***** Data entries *****

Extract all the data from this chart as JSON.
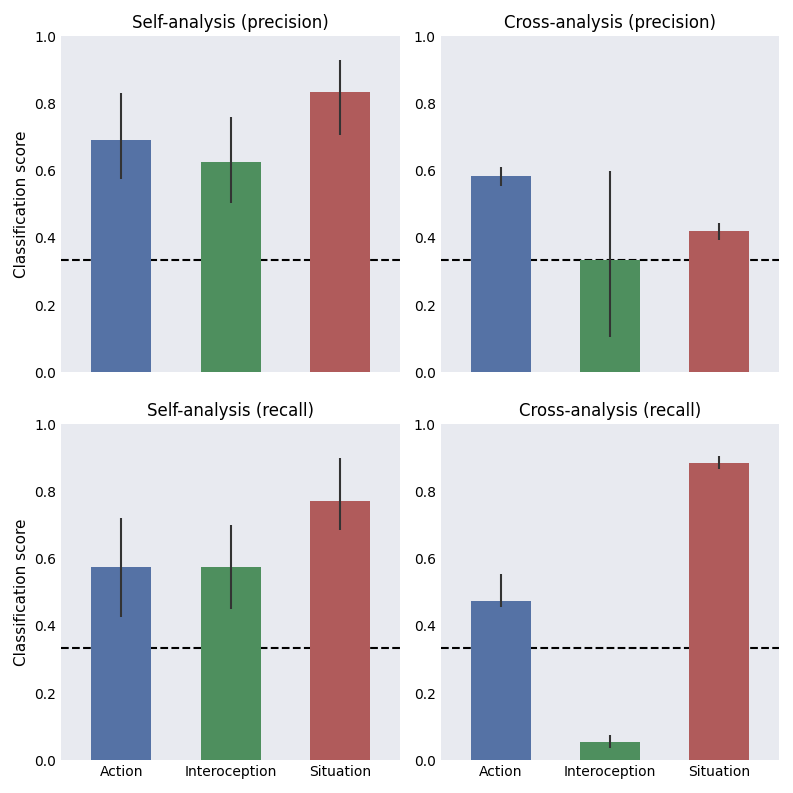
{
  "titles": [
    "Self-analysis (precision)",
    "Cross-analysis (precision)",
    "Self-analysis (recall)",
    "Cross-analysis (recall)"
  ],
  "categories": [
    "Action",
    "Interoception",
    "Situation"
  ],
  "bar_colors": [
    "#5572a5",
    "#4e8f5e",
    "#b05b5b"
  ],
  "values": [
    [
      0.69,
      0.625,
      0.835
    ],
    [
      0.585,
      0.335,
      0.42
    ],
    [
      0.575,
      0.575,
      0.77
    ],
    [
      0.475,
      0.055,
      0.885
    ]
  ],
  "errors_upper": [
    [
      0.83,
      0.76,
      0.93
    ],
    [
      0.61,
      0.6,
      0.445
    ],
    [
      0.72,
      0.7,
      0.9
    ],
    [
      0.555,
      0.075,
      0.905
    ]
  ],
  "errors_lower": [
    [
      0.575,
      0.505,
      0.705
    ],
    [
      0.555,
      0.105,
      0.395
    ],
    [
      0.425,
      0.45,
      0.685
    ],
    [
      0.455,
      0.035,
      0.865
    ]
  ],
  "chance_level": 0.333,
  "ylabel": "Classification score",
  "ylim": [
    0.0,
    1.0
  ],
  "yticks": [
    0.0,
    0.2,
    0.4,
    0.6,
    0.8,
    1.0
  ],
  "axes_background_color": "#e8eaf0",
  "figure_background_color": "#ffffff",
  "title_fontsize": 12,
  "tick_fontsize": 10,
  "ylabel_fontsize": 11,
  "bar_width": 0.55
}
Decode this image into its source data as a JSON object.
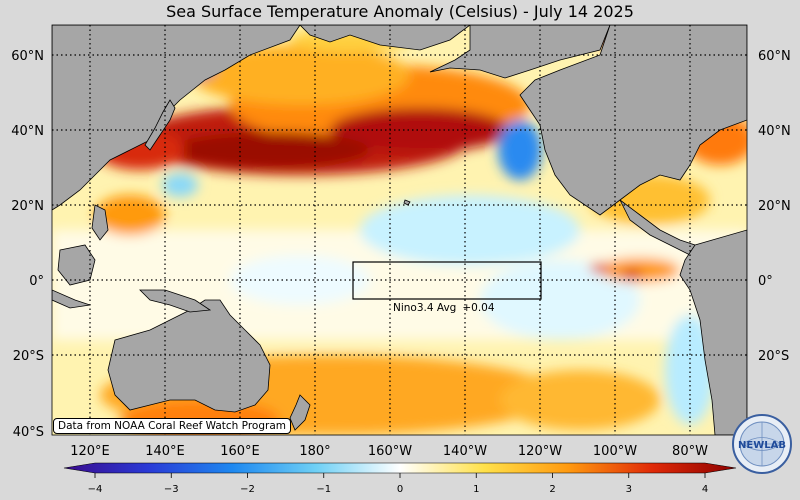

*****

# Instructions for the task
Leaving all pictures aside, quote each record exactly.

# Task solution
Extract all the data from this chart as JSON.
{
  "titles": [
    "Self-analysis (precision)",
    "Cross-analysis (precision)",
    "Self-analysis (recall)",
    "Cross-analysis (recall)"
  ],
  "categories": [
    "Action",
    "Interoception",
    "Situation"
  ],
  "bar_colors": [
    "#5572a5",
    "#4e8f5e",
    "#b05b5b"
  ],
  "values": [
    [
      0.69,
      0.625,
      0.835
    ],
    [
      0.585,
      0.335,
      0.42
    ],
    [
      0.575,
      0.575,
      0.77
    ],
    [
      0.475,
      0.055,
      0.885
    ]
  ],
  "errors_upper": [
    [
      0.83,
      0.76,
      0.93
    ],
    [
      0.61,
      0.6,
      0.445
    ],
    [
      0.72,
      0.7,
      0.9
    ],
    [
      0.555,
      0.075,
      0.905
    ]
  ],
  "errors_lower": [
    [
      0.575,
      0.505,
      0.705
    ],
    [
      0.555,
      0.105,
      0.395
    ],
    [
      0.425,
      0.45,
      0.685
    ],
    [
      0.455,
      0.035,
      0.865
    ]
  ],
  "chance_level": 0.333,
  "ylabel": "Classification score",
  "ylim": [
    0.0,
    1.0
  ],
  "yticks": [
    0.0,
    0.2,
    0.4,
    0.6,
    0.8,
    1.0
  ],
  "axes_background_color": "#e8eaf0",
  "figure_background_color": "#ffffff",
  "title_fontsize": 12,
  "tick_fontsize": 10,
  "ylabel_fontsize": 11,
  "bar_width": 0.55
}
Decode this image into its source data as a JSON object.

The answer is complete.